▶ Records supplied:
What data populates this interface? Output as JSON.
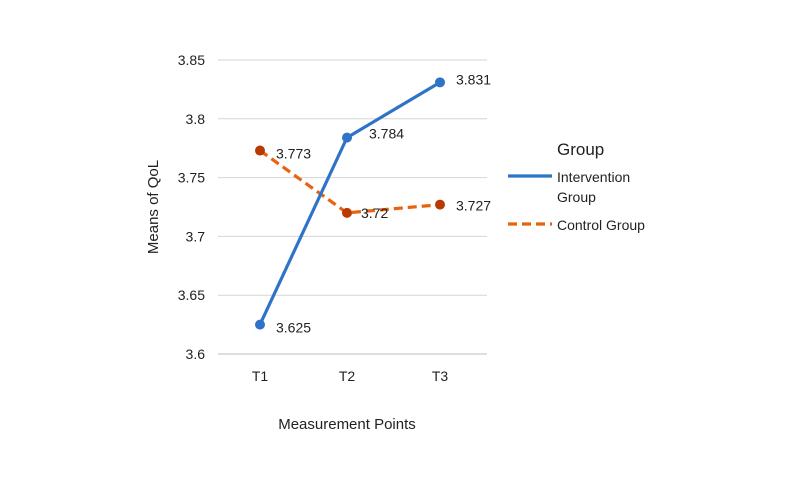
{
  "chart_data": {
    "type": "line",
    "title": "",
    "xlabel": "Measurement Points",
    "ylabel": "Means of QoL",
    "categories": [
      "T1",
      "T2",
      "T3"
    ],
    "ylim": [
      3.6,
      3.85
    ],
    "yticks": [
      "3.6",
      "3.65",
      "3.7",
      "3.75",
      "3.8",
      "3.85"
    ],
    "grid": "horizontal",
    "legend": {
      "title": "Group",
      "placement": "right"
    },
    "series": [
      {
        "name": "Intervention Group",
        "name_lines": [
          "Intervention",
          "Group"
        ],
        "values": [
          3.625,
          3.784,
          3.831
        ],
        "labels": [
          "3.625",
          "3.784",
          "3.831"
        ],
        "color": "#2f73c9",
        "line_style": "solid"
      },
      {
        "name": "Control Group",
        "name_lines": [
          "Control Group"
        ],
        "values": [
          3.773,
          3.72,
          3.727
        ],
        "labels": [
          "3.773",
          "3.72",
          "3.727"
        ],
        "color": "#e8620f",
        "marker_color": "#b83a00",
        "line_style": "dashed"
      }
    ]
  }
}
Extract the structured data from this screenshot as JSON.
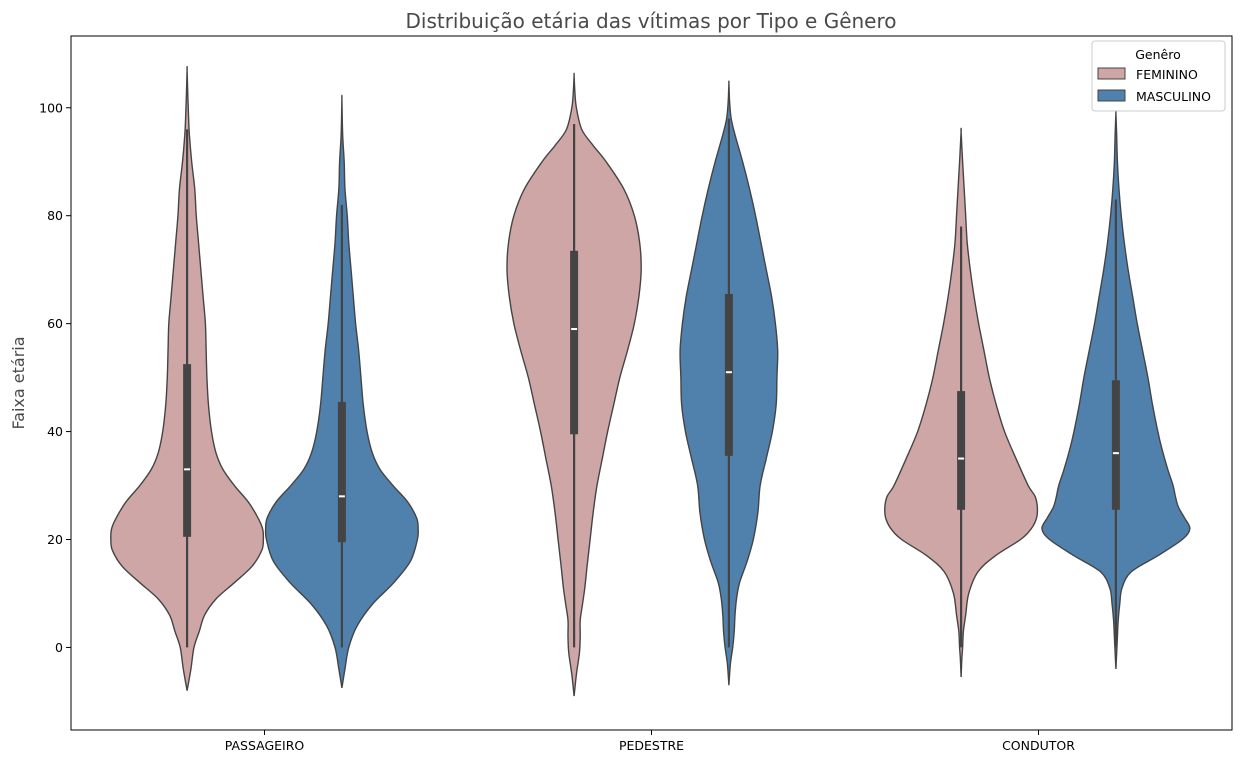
{
  "chart_data": {
    "type": "violin",
    "title": "Distribuição etária das vítimas por Tipo e Gênero",
    "xlabel": "",
    "ylabel": "Faixa etária",
    "categories": [
      "PASSAGEIRO",
      "PEDESTRE",
      "CONDUTOR"
    ],
    "yticks": [
      0,
      20,
      40,
      60,
      80,
      100
    ],
    "ylim": [
      -15.3,
      113.3
    ],
    "grid": false,
    "legend": {
      "title": "Genêro",
      "placement": "top-right",
      "entries": [
        {
          "name": "FEMININO",
          "color": "#cfa6a6"
        },
        {
          "name": "MASCULINO",
          "color": "#4f81ac"
        }
      ]
    },
    "series": [
      {
        "name": "FEMININO",
        "color": "#cfa6a6",
        "violins": [
          {
            "category": "PASSAGEIRO",
            "density_y": [
              -8,
              -4,
              0,
              3,
              6,
              9,
              12,
              15,
              18,
              20,
              22,
              24,
              27,
              30,
              33,
              36,
              40,
              45,
              50,
              55,
              60,
              65,
              70,
              75,
              80,
              85,
              90,
              95,
              98,
              102,
              107
            ],
            "density_w": [
              0.0,
              0.05,
              0.09,
              0.16,
              0.23,
              0.38,
              0.62,
              0.85,
              0.98,
              1.0,
              0.99,
              0.93,
              0.8,
              0.62,
              0.47,
              0.38,
              0.32,
              0.28,
              0.26,
              0.25,
              0.24,
              0.21,
              0.18,
              0.15,
              0.12,
              0.1,
              0.06,
              0.03,
              0.02,
              0.01,
              0.0
            ],
            "whisker": [
              0,
              96
            ],
            "q1": 20.5,
            "median": 33,
            "q3": 52.5
          },
          {
            "category": "PEDESTRE",
            "density_y": [
              -9,
              -5,
              -1,
              2,
              5,
              8,
              11,
              15,
              20,
              25,
              30,
              35,
              40,
              45,
              50,
              55,
              60,
              65,
              70,
              75,
              80,
              85,
              90,
              93,
              96,
              100,
              103,
              106
            ],
            "density_w": [
              0.0,
              0.03,
              0.07,
              0.08,
              0.08,
              0.11,
              0.14,
              0.17,
              0.21,
              0.25,
              0.3,
              0.37,
              0.44,
              0.52,
              0.6,
              0.7,
              0.79,
              0.85,
              0.88,
              0.86,
              0.79,
              0.65,
              0.42,
              0.25,
              0.1,
              0.03,
              0.01,
              0.0
            ],
            "whisker": [
              0,
              97
            ],
            "q1": 39.5,
            "median": 59,
            "q3": 73.5
          },
          {
            "category": "CONDUTOR",
            "density_y": [
              -5.5,
              -2,
              0,
              3,
              6,
              10,
              14,
              17,
              20,
              22,
              24,
              26,
              28,
              30,
              35,
              40,
              45,
              50,
              55,
              60,
              65,
              70,
              75,
              80,
              85,
              90,
              95.5
            ],
            "density_w": [
              0.0,
              0.01,
              0.02,
              0.03,
              0.06,
              0.1,
              0.22,
              0.45,
              0.78,
              0.92,
              0.99,
              1.0,
              0.97,
              0.88,
              0.72,
              0.57,
              0.46,
              0.37,
              0.3,
              0.23,
              0.17,
              0.12,
              0.08,
              0.06,
              0.04,
              0.02,
              0.0
            ],
            "whisker": [
              0,
              78
            ],
            "q1": 25.5,
            "median": 35,
            "q3": 47.5
          }
        ]
      },
      {
        "name": "MASCULINO",
        "color": "#4f81ac",
        "violins": [
          {
            "category": "PASSAGEIRO",
            "density_y": [
              -7.5,
              -4,
              0,
              4,
              8,
              12,
              16,
              20,
              22,
              24,
              27,
              30,
              33,
              36,
              40,
              45,
              50,
              55,
              60,
              65,
              70,
              75,
              80,
              85,
              90,
              95,
              101.5
            ],
            "density_w": [
              0.0,
              0.04,
              0.09,
              0.2,
              0.4,
              0.68,
              0.9,
              0.99,
              1.0,
              0.98,
              0.86,
              0.67,
              0.5,
              0.4,
              0.33,
              0.28,
              0.25,
              0.22,
              0.18,
              0.15,
              0.12,
              0.09,
              0.07,
              0.04,
              0.03,
              0.01,
              0.0
            ],
            "whisker": [
              0,
              82
            ],
            "q1": 19.5,
            "median": 28,
            "q3": 45.5
          },
          {
            "category": "PEDESTRE",
            "density_y": [
              -7,
              -3,
              0,
              3,
              6,
              9,
              12,
              16,
              20,
              25,
              30,
              35,
              40,
              45,
              50,
              55,
              60,
              65,
              70,
              75,
              80,
              85,
              90,
              95,
              98,
              101,
              104.5
            ],
            "density_w": [
              0.0,
              0.02,
              0.05,
              0.07,
              0.08,
              0.1,
              0.14,
              0.24,
              0.32,
              0.38,
              0.41,
              0.49,
              0.57,
              0.62,
              0.63,
              0.64,
              0.61,
              0.56,
              0.49,
              0.42,
              0.35,
              0.27,
              0.18,
              0.08,
              0.03,
              0.01,
              0.0
            ],
            "whisker": [
              0,
              98
            ],
            "q1": 35.5,
            "median": 51,
            "q3": 65.5
          },
          {
            "category": "CONDUTOR",
            "density_y": [
              -4,
              -1,
              2,
              5,
              8,
              11,
              14,
              17,
              20,
              22,
              24,
              26,
              28,
              30,
              33,
              37,
              40,
              45,
              50,
              55,
              60,
              65,
              70,
              75,
              80,
              85,
              90,
              95,
              99
            ],
            "density_w": [
              0.0,
              0.01,
              0.02,
              0.03,
              0.05,
              0.08,
              0.2,
              0.55,
              0.87,
              0.97,
              0.9,
              0.82,
              0.78,
              0.75,
              0.68,
              0.6,
              0.55,
              0.48,
              0.42,
              0.35,
              0.28,
              0.22,
              0.16,
              0.11,
              0.07,
              0.04,
              0.02,
              0.01,
              0.0
            ],
            "whisker": [
              0,
              83
            ],
            "q1": 25.5,
            "median": 36,
            "q3": 49.5
          }
        ]
      }
    ]
  }
}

▶ Instructions to follow:
Reproduce the listing exactly. Leave its pictures out.

▶ The output:
What data populates this interface? Output as JSON.
{
  "chart_data": {
    "type": "line",
    "title": "",
    "xlabel": "Measurement Points",
    "ylabel": "Means of QoL",
    "categories": [
      "T1",
      "T2",
      "T3"
    ],
    "ylim": [
      3.6,
      3.85
    ],
    "yticks": [
      "3.6",
      "3.65",
      "3.7",
      "3.75",
      "3.8",
      "3.85"
    ],
    "grid": "horizontal",
    "legend": {
      "title": "Group",
      "placement": "right"
    },
    "series": [
      {
        "name": "Intervention Group",
        "name_lines": [
          "Intervention",
          "Group"
        ],
        "values": [
          3.625,
          3.784,
          3.831
        ],
        "labels": [
          "3.625",
          "3.784",
          "3.831"
        ],
        "color": "#2f73c9",
        "line_style": "solid"
      },
      {
        "name": "Control Group",
        "name_lines": [
          "Control Group"
        ],
        "values": [
          3.773,
          3.72,
          3.727
        ],
        "labels": [
          "3.773",
          "3.72",
          "3.727"
        ],
        "color": "#e8620f",
        "marker_color": "#b83a00",
        "line_style": "dashed"
      }
    ]
  }
}
Extract the structured data from this screenshot as JSON.
{
  "chart_data": {
    "type": "violin",
    "title": "Distribuição etária das vítimas por Tipo e Gênero",
    "xlabel": "",
    "ylabel": "Faixa etária",
    "categories": [
      "PASSAGEIRO",
      "PEDESTRE",
      "CONDUTOR"
    ],
    "yticks": [
      0,
      20,
      40,
      60,
      80,
      100
    ],
    "ylim": [
      -15.3,
      113.3
    ],
    "grid": false,
    "legend": {
      "title": "Genêro",
      "placement": "top-right",
      "entries": [
        {
          "name": "FEMININO",
          "color": "#cfa6a6"
        },
        {
          "name": "MASCULINO",
          "color": "#4f81ac"
        }
      ]
    },
    "series": [
      {
        "name": "FEMININO",
        "color": "#cfa6a6",
        "violins": [
          {
            "category": "PASSAGEIRO",
            "density_y": [
              -8,
              -4,
              0,
              3,
              6,
              9,
              12,
              15,
              18,
              20,
              22,
              24,
              27,
              30,
              33,
              36,
              40,
              45,
              50,
              55,
              60,
              65,
              70,
              75,
              80,
              85,
              90,
              95,
              98,
              102,
              107
            ],
            "density_w": [
              0.0,
              0.05,
              0.09,
              0.16,
              0.23,
              0.38,
              0.62,
              0.85,
              0.98,
              1.0,
              0.99,
              0.93,
              0.8,
              0.62,
              0.47,
              0.38,
              0.32,
              0.28,
              0.26,
              0.25,
              0.24,
              0.21,
              0.18,
              0.15,
              0.12,
              0.1,
              0.06,
              0.03,
              0.02,
              0.01,
              0.0
            ],
            "whisker": [
              0,
              96
            ],
            "q1": 20.5,
            "median": 33,
            "q3": 52.5
          },
          {
            "category": "PEDESTRE",
            "density_y": [
              -9,
              -5,
              -1,
              2,
              5,
              8,
              11,
              15,
              20,
              25,
              30,
              35,
              40,
              45,
              50,
              55,
              60,
              65,
              70,
              75,
              80,
              85,
              90,
              93,
              96,
              100,
              103,
              106
            ],
            "density_w": [
              0.0,
              0.03,
              0.07,
              0.08,
              0.08,
              0.11,
              0.14,
              0.17,
              0.21,
              0.25,
              0.3,
              0.37,
              0.44,
              0.52,
              0.6,
              0.7,
              0.79,
              0.85,
              0.88,
              0.86,
              0.79,
              0.65,
              0.42,
              0.25,
              0.1,
              0.03,
              0.01,
              0.0
            ],
            "whisker": [
              0,
              97
            ],
            "q1": 39.5,
            "median": 59,
            "q3": 73.5
          },
          {
            "category": "CONDUTOR",
            "density_y": [
              -5.5,
              -2,
              0,
              3,
              6,
              10,
              14,
              17,
              20,
              22,
              24,
              26,
              28,
              30,
              35,
              40,
              45,
              50,
              55,
              60,
              65,
              70,
              75,
              80,
              85,
              90,
              95.5
            ],
            "density_w": [
              0.0,
              0.01,
              0.02,
              0.03,
              0.06,
              0.1,
              0.22,
              0.45,
              0.78,
              0.92,
              0.99,
              1.0,
              0.97,
              0.88,
              0.72,
              0.57,
              0.46,
              0.37,
              0.3,
              0.23,
              0.17,
              0.12,
              0.08,
              0.06,
              0.04,
              0.02,
              0.0
            ],
            "whisker": [
              0,
              78
            ],
            "q1": 25.5,
            "median": 35,
            "q3": 47.5
          }
        ]
      },
      {
        "name": "MASCULINO",
        "color": "#4f81ac",
        "violins": [
          {
            "category": "PASSAGEIRO",
            "density_y": [
              -7.5,
              -4,
              0,
              4,
              8,
              12,
              16,
              20,
              22,
              24,
              27,
              30,
              33,
              36,
              40,
              45,
              50,
              55,
              60,
              65,
              70,
              75,
              80,
              85,
              90,
              95,
              101.5
            ],
            "density_w": [
              0.0,
              0.04,
              0.09,
              0.2,
              0.4,
              0.68,
              0.9,
              0.99,
              1.0,
              0.98,
              0.86,
              0.67,
              0.5,
              0.4,
              0.33,
              0.28,
              0.25,
              0.22,
              0.18,
              0.15,
              0.12,
              0.09,
              0.07,
              0.04,
              0.03,
              0.01,
              0.0
            ],
            "whisker": [
              0,
              82
            ],
            "q1": 19.5,
            "median": 28,
            "q3": 45.5
          },
          {
            "category": "PEDESTRE",
            "density_y": [
              -7,
              -3,
              0,
              3,
              6,
              9,
              12,
              16,
              20,
              25,
              30,
              35,
              40,
              45,
              50,
              55,
              60,
              65,
              70,
              75,
              80,
              85,
              90,
              95,
              98,
              101,
              104.5
            ],
            "density_w": [
              0.0,
              0.02,
              0.05,
              0.07,
              0.08,
              0.1,
              0.14,
              0.24,
              0.32,
              0.38,
              0.41,
              0.49,
              0.57,
              0.62,
              0.63,
              0.64,
              0.61,
              0.56,
              0.49,
              0.42,
              0.35,
              0.27,
              0.18,
              0.08,
              0.03,
              0.01,
              0.0
            ],
            "whisker": [
              0,
              98
            ],
            "q1": 35.5,
            "median": 51,
            "q3": 65.5
          },
          {
            "category": "CONDUTOR",
            "density_y": [
              -4,
              -1,
              2,
              5,
              8,
              11,
              14,
              17,
              20,
              22,
              24,
              26,
              28,
              30,
              33,
              37,
              40,
              45,
              50,
              55,
              60,
              65,
              70,
              75,
              80,
              85,
              90,
              95,
              99
            ],
            "density_w": [
              0.0,
              0.01,
              0.02,
              0.03,
              0.05,
              0.08,
              0.2,
              0.55,
              0.87,
              0.97,
              0.9,
              0.82,
              0.78,
              0.75,
              0.68,
              0.6,
              0.55,
              0.48,
              0.42,
              0.35,
              0.28,
              0.22,
              0.16,
              0.11,
              0.07,
              0.04,
              0.02,
              0.01,
              0.0
            ],
            "whisker": [
              0,
              83
            ],
            "q1": 25.5,
            "median": 36,
            "q3": 49.5
          }
        ]
      }
    ]
  }
}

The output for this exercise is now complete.